> _DATA EXCERPTS_

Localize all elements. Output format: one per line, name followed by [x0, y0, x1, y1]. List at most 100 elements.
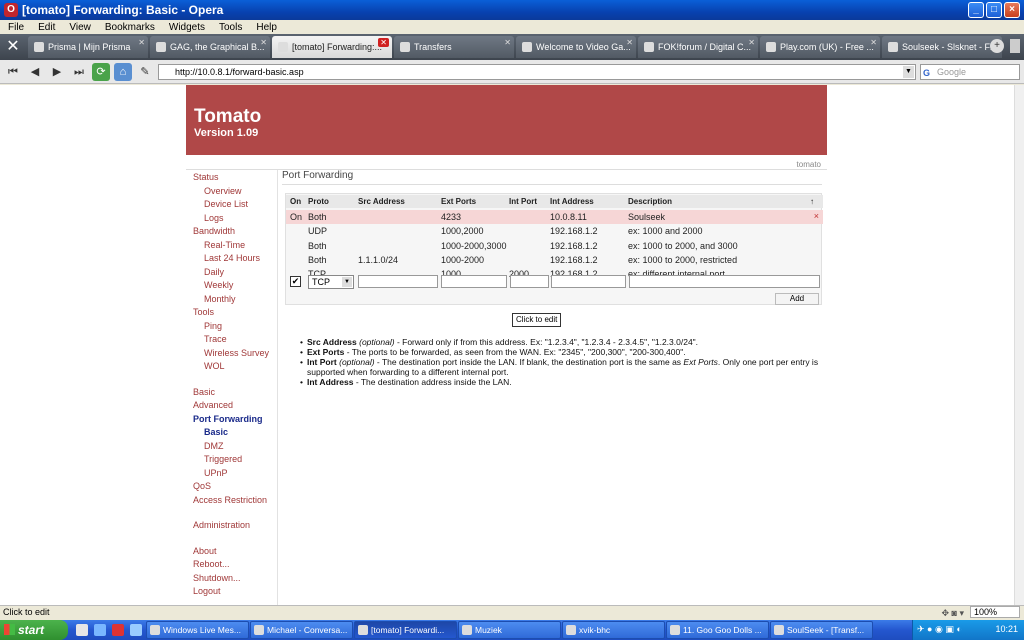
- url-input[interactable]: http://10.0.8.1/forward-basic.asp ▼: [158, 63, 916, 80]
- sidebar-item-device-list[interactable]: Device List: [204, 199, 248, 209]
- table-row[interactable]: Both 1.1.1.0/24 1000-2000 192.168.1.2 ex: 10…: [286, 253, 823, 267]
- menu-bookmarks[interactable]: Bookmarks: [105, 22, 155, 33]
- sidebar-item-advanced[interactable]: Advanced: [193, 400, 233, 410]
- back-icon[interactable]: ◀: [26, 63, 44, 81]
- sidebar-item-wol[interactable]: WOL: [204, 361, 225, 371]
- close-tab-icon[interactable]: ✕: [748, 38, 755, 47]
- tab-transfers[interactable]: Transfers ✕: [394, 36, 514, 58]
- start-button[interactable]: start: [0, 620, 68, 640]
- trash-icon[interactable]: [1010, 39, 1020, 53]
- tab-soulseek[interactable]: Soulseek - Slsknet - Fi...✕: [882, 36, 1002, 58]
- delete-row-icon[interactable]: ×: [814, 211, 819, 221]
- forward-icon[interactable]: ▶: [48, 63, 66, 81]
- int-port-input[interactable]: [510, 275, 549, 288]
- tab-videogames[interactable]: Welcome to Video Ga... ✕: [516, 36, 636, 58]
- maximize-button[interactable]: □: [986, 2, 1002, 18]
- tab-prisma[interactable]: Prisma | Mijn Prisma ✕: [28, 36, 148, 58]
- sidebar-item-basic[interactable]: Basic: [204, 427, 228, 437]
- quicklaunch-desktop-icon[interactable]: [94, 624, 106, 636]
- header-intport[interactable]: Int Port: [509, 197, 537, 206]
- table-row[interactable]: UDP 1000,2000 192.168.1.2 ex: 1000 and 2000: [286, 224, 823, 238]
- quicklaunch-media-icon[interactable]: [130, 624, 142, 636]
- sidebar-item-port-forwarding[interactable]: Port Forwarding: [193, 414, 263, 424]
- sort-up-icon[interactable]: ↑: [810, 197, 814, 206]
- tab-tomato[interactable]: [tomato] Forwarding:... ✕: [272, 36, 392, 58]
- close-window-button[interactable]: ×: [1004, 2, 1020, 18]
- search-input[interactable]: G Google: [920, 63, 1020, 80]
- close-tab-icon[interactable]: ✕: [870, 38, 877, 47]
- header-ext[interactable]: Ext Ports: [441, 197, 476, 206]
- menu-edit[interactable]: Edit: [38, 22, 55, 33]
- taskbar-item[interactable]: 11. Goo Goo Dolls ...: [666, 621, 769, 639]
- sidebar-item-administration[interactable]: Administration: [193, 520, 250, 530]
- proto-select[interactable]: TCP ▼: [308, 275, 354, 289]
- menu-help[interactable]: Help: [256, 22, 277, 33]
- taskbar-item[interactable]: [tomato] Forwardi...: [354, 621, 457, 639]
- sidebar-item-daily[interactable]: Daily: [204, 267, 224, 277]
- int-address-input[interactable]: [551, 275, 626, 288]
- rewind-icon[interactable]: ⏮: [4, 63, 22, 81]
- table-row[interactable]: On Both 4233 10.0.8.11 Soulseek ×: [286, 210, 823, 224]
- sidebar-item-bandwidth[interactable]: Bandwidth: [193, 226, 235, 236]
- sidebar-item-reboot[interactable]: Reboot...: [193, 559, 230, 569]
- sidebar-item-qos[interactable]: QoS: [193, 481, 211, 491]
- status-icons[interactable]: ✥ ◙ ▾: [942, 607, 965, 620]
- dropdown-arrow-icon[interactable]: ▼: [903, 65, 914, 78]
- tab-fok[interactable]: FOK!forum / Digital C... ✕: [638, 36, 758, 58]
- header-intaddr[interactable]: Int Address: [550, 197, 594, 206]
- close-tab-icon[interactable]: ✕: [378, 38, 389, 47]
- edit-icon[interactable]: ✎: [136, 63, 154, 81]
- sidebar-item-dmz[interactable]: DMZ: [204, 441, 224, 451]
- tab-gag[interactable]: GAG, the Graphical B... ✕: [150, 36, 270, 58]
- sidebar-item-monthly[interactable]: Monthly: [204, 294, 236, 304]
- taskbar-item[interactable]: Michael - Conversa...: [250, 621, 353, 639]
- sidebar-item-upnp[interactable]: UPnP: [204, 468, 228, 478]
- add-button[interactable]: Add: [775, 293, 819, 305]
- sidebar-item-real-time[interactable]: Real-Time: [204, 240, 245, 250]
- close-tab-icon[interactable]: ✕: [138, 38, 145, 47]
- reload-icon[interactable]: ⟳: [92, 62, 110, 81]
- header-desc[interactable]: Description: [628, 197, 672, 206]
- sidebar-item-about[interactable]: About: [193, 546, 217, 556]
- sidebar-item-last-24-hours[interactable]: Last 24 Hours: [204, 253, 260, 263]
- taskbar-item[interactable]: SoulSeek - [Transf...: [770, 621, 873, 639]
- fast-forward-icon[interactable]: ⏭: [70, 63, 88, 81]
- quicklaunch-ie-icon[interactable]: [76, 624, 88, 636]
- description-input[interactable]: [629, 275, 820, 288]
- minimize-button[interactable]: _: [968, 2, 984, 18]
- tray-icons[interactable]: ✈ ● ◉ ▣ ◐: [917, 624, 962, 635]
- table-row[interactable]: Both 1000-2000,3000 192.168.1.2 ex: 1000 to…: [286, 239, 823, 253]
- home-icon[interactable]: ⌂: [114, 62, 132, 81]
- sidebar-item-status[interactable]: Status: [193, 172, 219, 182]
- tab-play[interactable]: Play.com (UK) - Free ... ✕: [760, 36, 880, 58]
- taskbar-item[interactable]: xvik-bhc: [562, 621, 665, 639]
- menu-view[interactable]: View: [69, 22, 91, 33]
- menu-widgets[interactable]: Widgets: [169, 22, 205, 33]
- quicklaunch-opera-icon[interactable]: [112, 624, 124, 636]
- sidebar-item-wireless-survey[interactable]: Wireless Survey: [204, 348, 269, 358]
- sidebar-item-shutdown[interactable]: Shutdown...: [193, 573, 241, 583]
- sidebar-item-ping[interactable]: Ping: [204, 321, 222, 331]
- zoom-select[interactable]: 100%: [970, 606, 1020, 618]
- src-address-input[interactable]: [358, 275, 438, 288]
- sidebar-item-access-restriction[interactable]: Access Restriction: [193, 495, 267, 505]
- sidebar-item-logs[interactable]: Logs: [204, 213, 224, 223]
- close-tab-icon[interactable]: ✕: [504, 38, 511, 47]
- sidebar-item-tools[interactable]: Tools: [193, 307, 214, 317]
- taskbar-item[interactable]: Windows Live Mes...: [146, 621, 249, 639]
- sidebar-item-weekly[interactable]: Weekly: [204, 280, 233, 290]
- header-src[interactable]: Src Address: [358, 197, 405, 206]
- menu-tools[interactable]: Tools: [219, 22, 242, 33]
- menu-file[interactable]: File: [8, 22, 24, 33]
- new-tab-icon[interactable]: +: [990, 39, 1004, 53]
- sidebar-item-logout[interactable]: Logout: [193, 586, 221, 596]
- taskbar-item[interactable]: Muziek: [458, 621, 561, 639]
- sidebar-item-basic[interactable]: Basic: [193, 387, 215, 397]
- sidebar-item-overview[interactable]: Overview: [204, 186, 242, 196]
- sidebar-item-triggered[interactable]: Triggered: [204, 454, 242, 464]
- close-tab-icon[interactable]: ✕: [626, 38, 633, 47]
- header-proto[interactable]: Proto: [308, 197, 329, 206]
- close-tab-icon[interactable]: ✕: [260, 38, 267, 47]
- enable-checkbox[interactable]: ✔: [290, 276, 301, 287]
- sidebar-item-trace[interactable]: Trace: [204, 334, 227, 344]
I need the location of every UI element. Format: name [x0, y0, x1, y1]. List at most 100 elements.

> _WORK REQUIRED_
Rewrite all the lines above, changing "close-tab-icon" to "tab-close-icon" everywhere and keeping everything else the same. Leave the pictures out.

> _OUTPUT BELOW_
Localize all elements. Output format: one per line, name followed by [x0, y0, x1, y1]. List at most 100 elements.
- url-input[interactable]: http://10.0.8.1/forward-basic.asp ▼: [158, 63, 916, 80]
- sidebar-item-device-list[interactable]: Device List: [204, 199, 248, 209]
- table-row[interactable]: Both 1.1.1.0/24 1000-2000 192.168.1.2 ex: 10…: [286, 253, 823, 267]
- menu-bookmarks[interactable]: Bookmarks: [105, 22, 155, 33]
- sidebar-item-advanced[interactable]: Advanced: [193, 400, 233, 410]
- back-icon[interactable]: ◀: [26, 63, 44, 81]
- sidebar-item-wol[interactable]: WOL: [204, 361, 225, 371]
- tab-close-icon[interactable]: ✕: [748, 38, 755, 47]
- tab-transfers[interactable]: Transfers ✕: [394, 36, 514, 58]
- start-button[interactable]: start: [0, 620, 68, 640]
- trash-icon[interactable]: [1010, 39, 1020, 53]
- tab-soulseek[interactable]: Soulseek - Slsknet - Fi...✕: [882, 36, 1002, 58]
- delete-row-icon[interactable]: ×: [814, 211, 819, 221]
- forward-icon[interactable]: ▶: [48, 63, 66, 81]
- int-port-input[interactable]: [510, 275, 549, 288]
- tab-videogames[interactable]: Welcome to Video Ga... ✕: [516, 36, 636, 58]
- maximize-button[interactable]: □: [986, 2, 1002, 18]
- tab-prisma[interactable]: Prisma | Mijn Prisma ✕: [28, 36, 148, 58]
- sidebar-item-basic[interactable]: Basic: [204, 427, 228, 437]
- quicklaunch-desktop-icon[interactable]: [94, 624, 106, 636]
- header-intport[interactable]: Int Port: [509, 197, 537, 206]
- table-row[interactable]: UDP 1000,2000 192.168.1.2 ex: 1000 and 2000: [286, 224, 823, 238]
- quicklaunch-media-icon[interactable]: [130, 624, 142, 636]
- sidebar-item-port-forwarding[interactable]: Port Forwarding: [193, 414, 263, 424]
- sort-up-icon[interactable]: ↑: [810, 197, 814, 206]
- tab-tomato[interactable]: [tomato] Forwarding:... ✕: [272, 36, 392, 58]
- close-window-button[interactable]: ×: [1004, 2, 1020, 18]
- search-input[interactable]: G Google: [920, 63, 1020, 80]
- tab-close-icon[interactable]: ✕: [870, 38, 877, 47]
- header-ext[interactable]: Ext Ports: [441, 197, 476, 206]
- menu-edit[interactable]: Edit: [38, 22, 55, 33]
- taskbar-item[interactable]: 11. Goo Goo Dolls ...: [666, 621, 769, 639]
- sidebar-item-administration[interactable]: Administration: [193, 520, 250, 530]
- proto-select[interactable]: TCP ▼: [308, 275, 354, 289]
- menu-help[interactable]: Help: [256, 22, 277, 33]
- taskbar-item[interactable]: [tomato] Forwardi...: [354, 621, 457, 639]
- sidebar-item-daily[interactable]: Daily: [204, 267, 224, 277]
- int-address-input[interactable]: [551, 275, 626, 288]
- rewind-icon[interactable]: ⏮: [4, 63, 22, 81]
- table-row[interactable]: On Both 4233 10.0.8.11 Soulseek ×: [286, 210, 823, 224]
- sidebar-item-bandwidth[interactable]: Bandwidth: [193, 226, 235, 236]
- sidebar-item-reboot[interactable]: Reboot...: [193, 559, 230, 569]
- sidebar-item-qos[interactable]: QoS: [193, 481, 211, 491]
- status-icons[interactable]: ✥ ◙ ▾: [942, 607, 965, 620]
- dropdown-arrow-icon[interactable]: ▼: [903, 65, 914, 78]
- tab-fok[interactable]: FOK!forum / Digital C... ✕: [638, 36, 758, 58]
- header-intaddr[interactable]: Int Address: [550, 197, 594, 206]
- tab-close-icon[interactable]: ✕: [378, 38, 389, 47]
- edit-icon[interactable]: ✎: [136, 63, 154, 81]
- sidebar-item-dmz[interactable]: DMZ: [204, 441, 224, 451]
- tab-gag[interactable]: GAG, the Graphical B... ✕: [150, 36, 270, 58]
- sidebar-item-monthly[interactable]: Monthly: [204, 294, 236, 304]
- taskbar-item[interactable]: Michael - Conversa...: [250, 621, 353, 639]
- sidebar-item-upnp[interactable]: UPnP: [204, 468, 228, 478]
- add-button[interactable]: Add: [775, 293, 819, 305]
- sidebar-item-real-time[interactable]: Real-Time: [204, 240, 245, 250]
- tab-close-icon[interactable]: ✕: [138, 38, 145, 47]
- reload-icon[interactable]: ⟳: [92, 62, 110, 81]
- header-desc[interactable]: Description: [628, 197, 672, 206]
- sidebar-item-about[interactable]: About: [193, 546, 217, 556]
- sidebar-item-last-24-hours[interactable]: Last 24 Hours: [204, 253, 260, 263]
- taskbar-item[interactable]: SoulSeek - [Transf...: [770, 621, 873, 639]
- fast-forward-icon[interactable]: ⏭: [70, 63, 88, 81]
- quicklaunch-ie-icon[interactable]: [76, 624, 88, 636]
- description-input[interactable]: [629, 275, 820, 288]
- minimize-button[interactable]: _: [968, 2, 984, 18]
- tray-icons[interactable]: ✈ ● ◉ ▣ ◐: [917, 624, 962, 635]
- table-row[interactable]: Both 1000-2000,3000 192.168.1.2 ex: 1000 to…: [286, 239, 823, 253]
- home-icon[interactable]: ⌂: [114, 62, 132, 81]
- sidebar-item-status[interactable]: Status: [193, 172, 219, 182]
- tab-play[interactable]: Play.com (UK) - Free ... ✕: [760, 36, 880, 58]
- taskbar-item[interactable]: xvik-bhc: [562, 621, 665, 639]
- menu-view[interactable]: View: [69, 22, 91, 33]
- menu-widgets[interactable]: Widgets: [169, 22, 205, 33]
- quicklaunch-opera-icon[interactable]: [112, 624, 124, 636]
- sidebar-item-wireless-survey[interactable]: Wireless Survey: [204, 348, 269, 358]
- sidebar-item-shutdown[interactable]: Shutdown...: [193, 573, 241, 583]
- sidebar-item-ping[interactable]: Ping: [204, 321, 222, 331]
- zoom-select[interactable]: 100%: [970, 606, 1020, 618]
- src-address-input[interactable]: [358, 275, 438, 288]
- sidebar-item-access-restriction[interactable]: Access Restriction: [193, 495, 267, 505]
- sidebar-item-logs[interactable]: Logs: [204, 213, 224, 223]
- tab-close-icon[interactable]: ✕: [504, 38, 511, 47]
- sidebar-item-tools[interactable]: Tools: [193, 307, 214, 317]
- taskbar-item[interactable]: Windows Live Mes...: [146, 621, 249, 639]
- sidebar-item-weekly[interactable]: Weekly: [204, 280, 233, 290]
- header-src[interactable]: Src Address: [358, 197, 405, 206]
- menu-tools[interactable]: Tools: [219, 22, 242, 33]
- menu-file[interactable]: File: [8, 22, 24, 33]
- new-tab-icon[interactable]: +: [990, 39, 1004, 53]
- sidebar-item-logout[interactable]: Logout: [193, 586, 221, 596]
- taskbar-item[interactable]: Muziek: [458, 621, 561, 639]
- sidebar-item-basic[interactable]: Basic: [193, 387, 215, 397]
- sidebar-item-overview[interactable]: Overview: [204, 186, 242, 196]
- sidebar-item-triggered[interactable]: Triggered: [204, 454, 242, 464]
- tab-close-icon[interactable]: ✕: [626, 38, 633, 47]
- header-proto[interactable]: Proto: [308, 197, 329, 206]
- tab-close-icon[interactable]: ✕: [260, 38, 267, 47]
- enable-checkbox[interactable]: ✔: [290, 276, 301, 287]
- sidebar-item-trace[interactable]: Trace: [204, 334, 227, 344]
I need the location of every UI element. Format: name [x0, y0, x1, y1]. List at most 100 elements.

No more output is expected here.